### Listing:
######
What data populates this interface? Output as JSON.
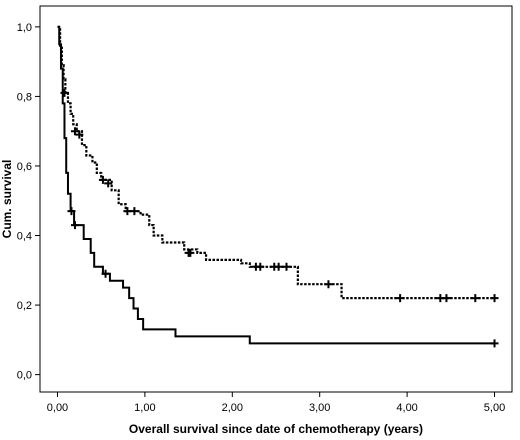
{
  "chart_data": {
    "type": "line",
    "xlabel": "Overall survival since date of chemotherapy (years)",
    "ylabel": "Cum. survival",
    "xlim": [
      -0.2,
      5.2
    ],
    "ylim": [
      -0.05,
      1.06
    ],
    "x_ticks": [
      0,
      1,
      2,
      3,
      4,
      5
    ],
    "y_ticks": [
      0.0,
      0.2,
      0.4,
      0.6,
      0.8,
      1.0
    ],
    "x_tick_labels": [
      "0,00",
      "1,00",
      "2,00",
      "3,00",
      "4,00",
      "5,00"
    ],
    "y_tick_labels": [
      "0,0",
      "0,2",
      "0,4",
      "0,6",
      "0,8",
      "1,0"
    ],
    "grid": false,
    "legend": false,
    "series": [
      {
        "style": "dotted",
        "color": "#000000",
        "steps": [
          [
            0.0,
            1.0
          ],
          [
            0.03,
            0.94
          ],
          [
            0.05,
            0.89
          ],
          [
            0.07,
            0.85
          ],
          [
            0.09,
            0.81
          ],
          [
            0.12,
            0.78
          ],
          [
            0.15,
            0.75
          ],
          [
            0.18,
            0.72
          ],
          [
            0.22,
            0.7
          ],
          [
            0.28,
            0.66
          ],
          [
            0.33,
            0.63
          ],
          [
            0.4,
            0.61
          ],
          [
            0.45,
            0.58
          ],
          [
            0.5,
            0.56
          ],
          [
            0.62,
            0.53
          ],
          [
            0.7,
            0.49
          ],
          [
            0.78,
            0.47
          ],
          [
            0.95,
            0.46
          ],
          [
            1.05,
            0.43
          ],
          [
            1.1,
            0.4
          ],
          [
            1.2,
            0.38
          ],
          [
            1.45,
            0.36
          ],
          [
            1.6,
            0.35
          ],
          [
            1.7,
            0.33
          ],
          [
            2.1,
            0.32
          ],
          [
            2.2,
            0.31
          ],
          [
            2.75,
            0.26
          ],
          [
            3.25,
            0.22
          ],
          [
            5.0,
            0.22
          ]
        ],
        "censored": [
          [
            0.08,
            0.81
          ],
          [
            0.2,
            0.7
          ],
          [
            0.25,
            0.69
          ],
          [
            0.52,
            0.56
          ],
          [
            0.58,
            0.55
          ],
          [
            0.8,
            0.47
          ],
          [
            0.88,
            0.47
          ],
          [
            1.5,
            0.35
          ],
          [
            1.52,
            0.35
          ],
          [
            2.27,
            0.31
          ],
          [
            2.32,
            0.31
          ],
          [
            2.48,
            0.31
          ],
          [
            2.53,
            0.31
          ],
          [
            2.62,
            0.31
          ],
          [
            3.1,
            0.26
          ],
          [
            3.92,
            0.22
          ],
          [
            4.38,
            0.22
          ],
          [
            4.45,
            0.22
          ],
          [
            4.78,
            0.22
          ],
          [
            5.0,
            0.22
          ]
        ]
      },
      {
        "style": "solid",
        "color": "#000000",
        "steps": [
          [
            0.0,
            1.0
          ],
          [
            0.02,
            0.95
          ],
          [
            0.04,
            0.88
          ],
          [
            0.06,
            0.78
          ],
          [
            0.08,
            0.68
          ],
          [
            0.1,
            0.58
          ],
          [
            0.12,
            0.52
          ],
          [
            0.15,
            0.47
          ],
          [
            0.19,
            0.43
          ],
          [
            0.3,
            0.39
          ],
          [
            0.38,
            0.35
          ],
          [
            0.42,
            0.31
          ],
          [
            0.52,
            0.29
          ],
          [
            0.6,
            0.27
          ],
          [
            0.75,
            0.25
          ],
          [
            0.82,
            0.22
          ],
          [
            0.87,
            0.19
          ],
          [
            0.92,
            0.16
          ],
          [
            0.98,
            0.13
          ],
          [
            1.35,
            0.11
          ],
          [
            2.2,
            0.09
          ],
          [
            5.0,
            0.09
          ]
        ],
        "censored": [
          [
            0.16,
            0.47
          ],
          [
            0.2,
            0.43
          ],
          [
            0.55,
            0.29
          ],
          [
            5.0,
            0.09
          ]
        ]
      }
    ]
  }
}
######
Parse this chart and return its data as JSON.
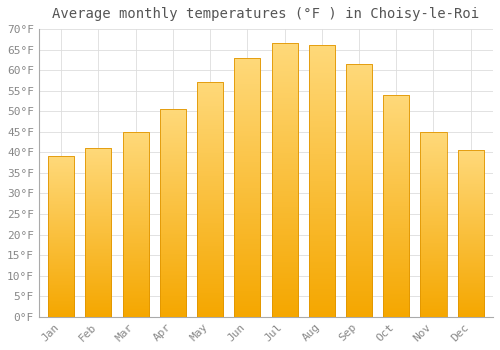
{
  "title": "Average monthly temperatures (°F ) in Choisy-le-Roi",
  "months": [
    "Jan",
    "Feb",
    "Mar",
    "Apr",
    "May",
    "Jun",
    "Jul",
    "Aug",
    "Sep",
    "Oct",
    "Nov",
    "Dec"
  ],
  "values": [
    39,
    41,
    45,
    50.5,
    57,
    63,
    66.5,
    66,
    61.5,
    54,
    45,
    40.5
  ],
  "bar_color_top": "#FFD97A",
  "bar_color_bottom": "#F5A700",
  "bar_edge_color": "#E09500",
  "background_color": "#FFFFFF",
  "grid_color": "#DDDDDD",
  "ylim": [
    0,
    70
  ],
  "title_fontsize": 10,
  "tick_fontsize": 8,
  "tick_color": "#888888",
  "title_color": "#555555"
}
######
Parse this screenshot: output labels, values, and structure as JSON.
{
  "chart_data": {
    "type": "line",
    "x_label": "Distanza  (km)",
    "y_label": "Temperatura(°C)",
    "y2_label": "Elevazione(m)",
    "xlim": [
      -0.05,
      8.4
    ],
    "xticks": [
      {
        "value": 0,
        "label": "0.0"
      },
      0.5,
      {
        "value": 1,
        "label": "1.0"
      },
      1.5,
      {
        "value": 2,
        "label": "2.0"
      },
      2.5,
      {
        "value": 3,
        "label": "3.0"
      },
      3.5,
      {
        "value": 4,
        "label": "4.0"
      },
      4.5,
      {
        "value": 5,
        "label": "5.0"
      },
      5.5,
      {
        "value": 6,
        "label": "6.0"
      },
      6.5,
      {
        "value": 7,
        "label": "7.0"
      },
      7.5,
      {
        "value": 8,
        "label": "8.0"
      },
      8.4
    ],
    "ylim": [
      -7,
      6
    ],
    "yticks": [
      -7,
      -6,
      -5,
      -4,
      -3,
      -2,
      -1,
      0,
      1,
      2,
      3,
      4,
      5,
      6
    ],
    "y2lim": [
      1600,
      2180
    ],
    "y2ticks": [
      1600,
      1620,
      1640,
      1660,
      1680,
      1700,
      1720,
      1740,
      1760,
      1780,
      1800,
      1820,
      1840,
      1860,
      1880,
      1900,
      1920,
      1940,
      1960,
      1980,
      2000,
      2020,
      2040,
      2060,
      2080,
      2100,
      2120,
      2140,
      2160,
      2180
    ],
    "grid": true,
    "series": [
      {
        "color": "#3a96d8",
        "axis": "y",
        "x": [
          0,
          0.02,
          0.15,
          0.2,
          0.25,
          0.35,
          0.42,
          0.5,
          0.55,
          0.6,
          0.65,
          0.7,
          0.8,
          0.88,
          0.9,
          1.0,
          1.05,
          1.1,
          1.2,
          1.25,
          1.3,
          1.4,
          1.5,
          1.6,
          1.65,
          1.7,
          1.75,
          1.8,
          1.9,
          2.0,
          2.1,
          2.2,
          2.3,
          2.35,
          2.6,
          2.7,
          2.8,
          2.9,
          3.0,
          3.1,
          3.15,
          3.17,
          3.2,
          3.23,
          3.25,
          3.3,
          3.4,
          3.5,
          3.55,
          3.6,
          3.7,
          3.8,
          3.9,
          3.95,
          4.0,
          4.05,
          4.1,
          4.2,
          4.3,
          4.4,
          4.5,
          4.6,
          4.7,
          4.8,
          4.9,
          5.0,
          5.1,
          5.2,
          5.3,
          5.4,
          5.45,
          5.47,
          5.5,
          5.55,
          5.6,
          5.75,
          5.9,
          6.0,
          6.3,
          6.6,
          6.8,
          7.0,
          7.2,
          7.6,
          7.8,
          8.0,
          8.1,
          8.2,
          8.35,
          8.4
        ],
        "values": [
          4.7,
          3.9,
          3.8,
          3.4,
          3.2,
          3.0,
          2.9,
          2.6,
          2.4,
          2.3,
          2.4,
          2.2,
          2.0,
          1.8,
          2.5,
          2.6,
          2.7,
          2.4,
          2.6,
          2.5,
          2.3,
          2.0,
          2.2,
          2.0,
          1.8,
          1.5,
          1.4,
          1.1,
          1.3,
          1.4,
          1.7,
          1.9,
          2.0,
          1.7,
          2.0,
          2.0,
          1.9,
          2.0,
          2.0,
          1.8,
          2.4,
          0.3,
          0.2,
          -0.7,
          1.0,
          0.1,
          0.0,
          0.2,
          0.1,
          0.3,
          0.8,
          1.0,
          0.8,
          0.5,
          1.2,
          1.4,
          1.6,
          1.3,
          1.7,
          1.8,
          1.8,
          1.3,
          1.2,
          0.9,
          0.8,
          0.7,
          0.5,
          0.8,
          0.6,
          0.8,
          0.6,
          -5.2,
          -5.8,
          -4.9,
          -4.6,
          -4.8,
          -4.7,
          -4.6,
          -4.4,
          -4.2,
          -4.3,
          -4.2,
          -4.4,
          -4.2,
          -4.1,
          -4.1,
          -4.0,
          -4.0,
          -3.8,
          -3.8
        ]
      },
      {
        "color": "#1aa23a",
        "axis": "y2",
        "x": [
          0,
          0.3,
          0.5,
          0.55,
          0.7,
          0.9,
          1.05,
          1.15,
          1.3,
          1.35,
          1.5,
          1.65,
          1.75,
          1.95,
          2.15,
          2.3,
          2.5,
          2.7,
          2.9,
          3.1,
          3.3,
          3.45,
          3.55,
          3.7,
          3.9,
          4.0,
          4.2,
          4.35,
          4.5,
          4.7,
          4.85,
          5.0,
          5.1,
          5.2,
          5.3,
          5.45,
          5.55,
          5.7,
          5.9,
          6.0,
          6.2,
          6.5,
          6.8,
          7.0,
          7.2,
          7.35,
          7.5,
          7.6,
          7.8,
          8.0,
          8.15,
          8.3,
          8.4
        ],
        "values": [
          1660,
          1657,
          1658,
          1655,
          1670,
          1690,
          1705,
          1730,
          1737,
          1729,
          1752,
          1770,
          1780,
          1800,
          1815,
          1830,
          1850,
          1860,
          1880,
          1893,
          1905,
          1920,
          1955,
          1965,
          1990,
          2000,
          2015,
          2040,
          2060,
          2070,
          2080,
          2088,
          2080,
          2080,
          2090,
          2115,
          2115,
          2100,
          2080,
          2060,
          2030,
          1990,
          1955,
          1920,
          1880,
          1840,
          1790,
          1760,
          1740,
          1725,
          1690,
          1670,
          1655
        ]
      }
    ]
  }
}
######
### Given exercise:
Wherever a line in the data above holds "this", copy that line.

### Answer:
What data populates this interface? Output as JSON.
Parse this chart and return its data as JSON.
Parse this screenshot: output labels, values, and structure as JSON.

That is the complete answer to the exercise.